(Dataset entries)
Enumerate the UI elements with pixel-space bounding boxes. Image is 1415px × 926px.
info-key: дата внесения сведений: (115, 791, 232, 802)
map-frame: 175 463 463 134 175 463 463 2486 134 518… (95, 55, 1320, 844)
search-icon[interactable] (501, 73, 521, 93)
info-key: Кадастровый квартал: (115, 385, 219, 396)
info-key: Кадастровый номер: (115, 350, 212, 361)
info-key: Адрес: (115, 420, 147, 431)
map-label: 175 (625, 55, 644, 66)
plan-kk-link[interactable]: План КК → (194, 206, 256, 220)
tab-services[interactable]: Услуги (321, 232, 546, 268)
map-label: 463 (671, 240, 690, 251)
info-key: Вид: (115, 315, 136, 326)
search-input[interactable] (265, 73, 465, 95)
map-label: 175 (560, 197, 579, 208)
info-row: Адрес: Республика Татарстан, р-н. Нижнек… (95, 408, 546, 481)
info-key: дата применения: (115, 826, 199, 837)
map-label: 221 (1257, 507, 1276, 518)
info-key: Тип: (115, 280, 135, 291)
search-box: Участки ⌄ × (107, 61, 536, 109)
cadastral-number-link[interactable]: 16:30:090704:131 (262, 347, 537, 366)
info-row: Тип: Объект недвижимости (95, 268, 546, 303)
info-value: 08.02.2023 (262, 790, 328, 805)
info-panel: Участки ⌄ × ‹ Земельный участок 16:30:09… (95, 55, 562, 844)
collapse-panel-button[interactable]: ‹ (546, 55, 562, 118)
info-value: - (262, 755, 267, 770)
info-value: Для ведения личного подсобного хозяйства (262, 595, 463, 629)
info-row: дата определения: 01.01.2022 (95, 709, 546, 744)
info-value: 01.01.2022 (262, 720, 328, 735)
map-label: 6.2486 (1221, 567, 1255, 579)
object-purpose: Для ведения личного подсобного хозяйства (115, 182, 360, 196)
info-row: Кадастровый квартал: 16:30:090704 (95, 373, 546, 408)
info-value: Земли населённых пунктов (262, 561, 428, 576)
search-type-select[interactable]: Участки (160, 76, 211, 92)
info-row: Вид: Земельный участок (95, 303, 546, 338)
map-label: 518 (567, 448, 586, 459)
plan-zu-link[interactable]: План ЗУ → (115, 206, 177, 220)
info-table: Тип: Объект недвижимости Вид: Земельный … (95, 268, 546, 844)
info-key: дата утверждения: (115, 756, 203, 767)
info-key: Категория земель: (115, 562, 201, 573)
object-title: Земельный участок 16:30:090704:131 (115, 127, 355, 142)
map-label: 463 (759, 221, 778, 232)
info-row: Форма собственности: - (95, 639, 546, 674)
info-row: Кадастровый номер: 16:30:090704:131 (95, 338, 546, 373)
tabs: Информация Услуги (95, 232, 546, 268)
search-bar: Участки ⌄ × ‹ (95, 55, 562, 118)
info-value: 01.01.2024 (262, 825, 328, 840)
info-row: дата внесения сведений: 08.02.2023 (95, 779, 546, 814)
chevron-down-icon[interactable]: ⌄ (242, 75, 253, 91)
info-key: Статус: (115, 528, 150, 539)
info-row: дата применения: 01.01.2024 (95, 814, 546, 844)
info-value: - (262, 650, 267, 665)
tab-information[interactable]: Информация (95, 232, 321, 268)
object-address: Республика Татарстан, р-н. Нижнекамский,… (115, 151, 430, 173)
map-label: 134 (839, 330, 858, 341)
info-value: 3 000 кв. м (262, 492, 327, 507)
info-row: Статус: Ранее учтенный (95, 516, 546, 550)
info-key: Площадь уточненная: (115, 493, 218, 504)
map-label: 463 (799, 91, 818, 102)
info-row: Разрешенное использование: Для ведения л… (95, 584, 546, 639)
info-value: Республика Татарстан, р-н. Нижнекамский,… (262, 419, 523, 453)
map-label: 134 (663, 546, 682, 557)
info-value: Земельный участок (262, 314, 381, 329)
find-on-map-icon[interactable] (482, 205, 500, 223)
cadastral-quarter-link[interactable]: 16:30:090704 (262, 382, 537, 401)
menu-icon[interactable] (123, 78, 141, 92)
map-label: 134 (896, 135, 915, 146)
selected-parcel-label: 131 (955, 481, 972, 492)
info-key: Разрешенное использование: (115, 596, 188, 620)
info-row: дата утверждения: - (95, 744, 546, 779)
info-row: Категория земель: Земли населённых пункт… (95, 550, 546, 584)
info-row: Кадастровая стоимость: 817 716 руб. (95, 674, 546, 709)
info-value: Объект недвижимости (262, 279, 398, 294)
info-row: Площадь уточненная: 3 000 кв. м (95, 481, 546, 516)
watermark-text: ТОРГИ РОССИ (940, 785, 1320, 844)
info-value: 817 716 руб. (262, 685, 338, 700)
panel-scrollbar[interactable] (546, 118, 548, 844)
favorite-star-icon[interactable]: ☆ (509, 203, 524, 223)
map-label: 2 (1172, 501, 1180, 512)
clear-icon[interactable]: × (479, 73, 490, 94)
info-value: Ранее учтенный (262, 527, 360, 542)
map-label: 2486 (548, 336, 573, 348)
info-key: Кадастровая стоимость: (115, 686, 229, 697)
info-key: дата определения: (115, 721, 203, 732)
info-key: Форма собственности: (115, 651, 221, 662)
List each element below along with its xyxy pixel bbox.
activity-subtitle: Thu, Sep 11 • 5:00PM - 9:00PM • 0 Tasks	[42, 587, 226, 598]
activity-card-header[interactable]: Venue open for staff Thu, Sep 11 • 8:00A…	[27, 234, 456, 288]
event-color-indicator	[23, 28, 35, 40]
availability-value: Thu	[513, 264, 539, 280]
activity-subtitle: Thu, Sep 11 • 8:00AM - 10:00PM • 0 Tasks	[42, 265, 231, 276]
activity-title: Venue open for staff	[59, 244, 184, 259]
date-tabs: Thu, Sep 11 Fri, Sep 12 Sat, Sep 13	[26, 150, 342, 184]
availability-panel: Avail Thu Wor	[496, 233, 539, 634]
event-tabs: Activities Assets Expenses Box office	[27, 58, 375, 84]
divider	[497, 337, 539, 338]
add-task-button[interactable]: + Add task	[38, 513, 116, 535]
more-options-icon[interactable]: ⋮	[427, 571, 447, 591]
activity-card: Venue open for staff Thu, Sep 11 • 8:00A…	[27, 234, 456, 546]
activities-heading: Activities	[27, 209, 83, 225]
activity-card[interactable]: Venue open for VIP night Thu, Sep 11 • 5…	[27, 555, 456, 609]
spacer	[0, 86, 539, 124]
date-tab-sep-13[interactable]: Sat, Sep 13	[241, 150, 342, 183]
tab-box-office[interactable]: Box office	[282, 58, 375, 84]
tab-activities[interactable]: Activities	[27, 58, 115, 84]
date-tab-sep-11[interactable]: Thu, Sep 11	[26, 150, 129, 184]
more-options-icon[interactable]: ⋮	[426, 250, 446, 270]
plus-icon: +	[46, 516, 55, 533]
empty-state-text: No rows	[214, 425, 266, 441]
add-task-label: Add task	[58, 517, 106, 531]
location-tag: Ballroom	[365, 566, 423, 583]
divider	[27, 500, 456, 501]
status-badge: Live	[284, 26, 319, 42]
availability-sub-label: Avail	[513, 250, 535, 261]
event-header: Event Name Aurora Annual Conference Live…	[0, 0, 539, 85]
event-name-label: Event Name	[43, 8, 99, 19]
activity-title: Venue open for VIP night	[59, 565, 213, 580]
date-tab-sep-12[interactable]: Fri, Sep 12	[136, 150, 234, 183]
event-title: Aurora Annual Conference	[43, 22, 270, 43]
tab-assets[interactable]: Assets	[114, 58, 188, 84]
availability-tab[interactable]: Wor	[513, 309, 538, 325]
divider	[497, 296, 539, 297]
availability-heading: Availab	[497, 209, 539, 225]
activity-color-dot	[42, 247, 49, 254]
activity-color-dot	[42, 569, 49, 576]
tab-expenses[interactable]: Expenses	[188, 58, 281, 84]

Given problem
Copy out every item above word for word, with no changes.

The solution
Enumerate the UI elements with pixel-space bounding boxes. Image is 1415px × 926px.
info-key: дата внесения сведений: (115, 791, 232, 802)
map-frame: 175 463 463 134 175 463 463 2486 134 518… (95, 55, 1320, 844)
search-icon[interactable] (501, 73, 521, 93)
info-key: Кадастровый квартал: (115, 385, 219, 396)
info-key: Кадастровый номер: (115, 350, 212, 361)
info-key: Адрес: (115, 420, 147, 431)
map-label: 175 (625, 55, 644, 66)
plan-kk-link[interactable]: План КК → (194, 206, 256, 220)
tab-services[interactable]: Услуги (321, 232, 546, 268)
map-label: 463 (671, 240, 690, 251)
info-key: Вид: (115, 315, 136, 326)
search-input[interactable] (265, 73, 465, 95)
map-label: 175 (560, 197, 579, 208)
info-row: Адрес: Республика Татарстан, р-н. Нижнек… (95, 408, 546, 481)
info-key: дата применения: (115, 826, 199, 837)
map-label: 221 (1257, 507, 1276, 518)
info-key: Тип: (115, 280, 135, 291)
search-box: Участки ⌄ × (107, 61, 536, 109)
cadastral-number-link[interactable]: 16:30:090704:131 (262, 347, 537, 366)
info-row: Тип: Объект недвижимости (95, 268, 546, 303)
info-value: 08.02.2023 (262, 790, 328, 805)
info-panel: Участки ⌄ × ‹ Земельный участок 16:30:09… (95, 55, 562, 844)
collapse-panel-button[interactable]: ‹ (546, 55, 562, 118)
info-value: - (262, 755, 267, 770)
info-value: Для ведения личного подсобного хозяйства (262, 595, 463, 629)
info-row: дата определения: 01.01.2022 (95, 709, 546, 744)
info-value: 01.01.2022 (262, 720, 328, 735)
map-label: 6.2486 (1221, 567, 1255, 579)
object-purpose: Для ведения личного подсобного хозяйства (115, 182, 360, 196)
info-row: Кадастровый квартал: 16:30:090704 (95, 373, 546, 408)
info-value: Земли населённых пунктов (262, 561, 428, 576)
search-type-select[interactable]: Участки (160, 76, 211, 92)
info-row: Вид: Земельный участок (95, 303, 546, 338)
map-label: 518 (567, 448, 586, 459)
plan-zu-link[interactable]: План ЗУ → (115, 206, 177, 220)
info-table: Тип: Объект недвижимости Вид: Земельный … (95, 268, 546, 844)
info-key: дата утверждения: (115, 756, 203, 767)
info-key: Категория земель: (115, 562, 201, 573)
object-title: Земельный участок 16:30:090704:131 (115, 127, 355, 142)
map-label: 463 (759, 221, 778, 232)
info-row: Форма собственности: - (95, 639, 546, 674)
info-row: Кадастровый номер: 16:30:090704:131 (95, 338, 546, 373)
tabs: Информация Услуги (95, 232, 546, 268)
search-bar: Участки ⌄ × ‹ (95, 55, 562, 118)
info-value: 01.01.2024 (262, 825, 328, 840)
info-row: дата внесения сведений: 08.02.2023 (95, 779, 546, 814)
chevron-down-icon[interactable]: ⌄ (242, 75, 253, 91)
info-key: Статус: (115, 528, 150, 539)
info-row: дата применения: 01.01.2024 (95, 814, 546, 844)
info-value: - (262, 650, 267, 665)
tab-information[interactable]: Информация (95, 232, 321, 268)
object-address: Республика Татарстан, р-н. Нижнекамский,… (115, 151, 430, 173)
map-label: 134 (839, 330, 858, 341)
info-value: 3 000 кв. м (262, 492, 327, 507)
info-row: Статус: Ранее учтенный (95, 516, 546, 550)
info-key: Площадь уточненная: (115, 493, 218, 504)
map-label: 463 (799, 91, 818, 102)
info-row: Разрешенное использование: Для ведения л… (95, 584, 546, 639)
info-value: Республика Татарстан, р-н. Нижнекамский,… (262, 419, 523, 453)
map-label: 134 (663, 546, 682, 557)
info-value: Земельный участок (262, 314, 381, 329)
find-on-map-icon[interactable] (482, 205, 500, 223)
cadastral-quarter-link[interactable]: 16:30:090704 (262, 382, 537, 401)
menu-icon[interactable] (123, 78, 141, 92)
map-label: 134 (896, 135, 915, 146)
selected-parcel-label: 131 (955, 481, 972, 492)
info-key: Разрешенное использование: (115, 596, 188, 620)
info-row: дата утверждения: - (95, 744, 546, 779)
info-row: Категория земель: Земли населённых пункт… (95, 550, 546, 584)
info-row: Кадастровая стоимость: 817 716 руб. (95, 674, 546, 709)
info-value: Объект недвижимости (262, 279, 398, 294)
info-row: Площадь уточненная: 3 000 кв. м (95, 481, 546, 516)
watermark-text: ТОРГИ РОССИ (940, 785, 1320, 844)
info-value: 817 716 руб. (262, 685, 338, 700)
panel-scrollbar[interactable] (546, 118, 548, 844)
favorite-star-icon[interactable]: ☆ (509, 203, 524, 223)
map-label: 2 (1172, 501, 1180, 512)
clear-icon[interactable]: × (479, 73, 490, 94)
info-value: Ранее учтенный (262, 527, 360, 542)
map-label: 2486 (548, 336, 573, 348)
info-key: Кадастровая стоимость: (115, 686, 229, 697)
info-key: дата определения: (115, 721, 203, 732)
info-key: Форма собственности: (115, 651, 221, 662)
List each element below along with its xyxy pixel bbox.
activity-subtitle: Thu, Sep 11 • 5:00PM - 9:00PM • 0 Tasks	[42, 587, 226, 598]
activity-card-header[interactable]: Venue open for staff Thu, Sep 11 • 8:00A…	[27, 234, 456, 288]
event-color-indicator	[23, 28, 35, 40]
availability-value: Thu	[513, 264, 539, 280]
activity-subtitle: Thu, Sep 11 • 8:00AM - 10:00PM • 0 Tasks	[42, 265, 231, 276]
activity-title: Venue open for staff	[59, 244, 184, 259]
date-tabs: Thu, Sep 11 Fri, Sep 12 Sat, Sep 13	[26, 150, 342, 184]
availability-panel: Avail Thu Wor	[496, 233, 539, 634]
event-tabs: Activities Assets Expenses Box office	[27, 58, 375, 84]
divider	[497, 337, 539, 338]
add-task-button[interactable]: + Add task	[38, 513, 116, 535]
more-options-icon[interactable]: ⋮	[427, 571, 447, 591]
activity-card: Venue open for staff Thu, Sep 11 • 8:00A…	[27, 234, 456, 546]
activities-heading: Activities	[27, 209, 83, 225]
activity-card[interactable]: Venue open for VIP night Thu, Sep 11 • 5…	[27, 555, 456, 609]
spacer	[0, 86, 539, 124]
date-tab-sep-13[interactable]: Sat, Sep 13	[241, 150, 342, 183]
tab-box-office[interactable]: Box office	[282, 58, 375, 84]
tab-activities[interactable]: Activities	[27, 58, 115, 84]
date-tab-sep-11[interactable]: Thu, Sep 11	[26, 150, 129, 184]
more-options-icon[interactable]: ⋮	[426, 250, 446, 270]
plus-icon: +	[46, 516, 55, 533]
empty-state-text: No rows	[214, 425, 266, 441]
add-task-label: Add task	[58, 517, 106, 531]
location-tag: Ballroom	[365, 566, 423, 583]
divider	[27, 500, 456, 501]
status-badge: Live	[284, 26, 319, 42]
availability-sub-label: Avail	[513, 250, 535, 261]
event-header: Event Name Aurora Annual Conference Live…	[0, 0, 539, 85]
event-name-label: Event Name	[43, 8, 99, 19]
activity-title: Venue open for VIP night	[59, 565, 213, 580]
date-tab-sep-12[interactable]: Fri, Sep 12	[136, 150, 234, 183]
event-title: Aurora Annual Conference	[43, 22, 270, 43]
tab-assets[interactable]: Assets	[114, 58, 188, 84]
availability-tab[interactable]: Wor	[513, 309, 538, 325]
divider	[497, 296, 539, 297]
availability-heading: Availab	[497, 209, 539, 225]
activity-color-dot	[42, 247, 49, 254]
activity-color-dot	[42, 569, 49, 576]
tab-expenses[interactable]: Expenses	[188, 58, 281, 84]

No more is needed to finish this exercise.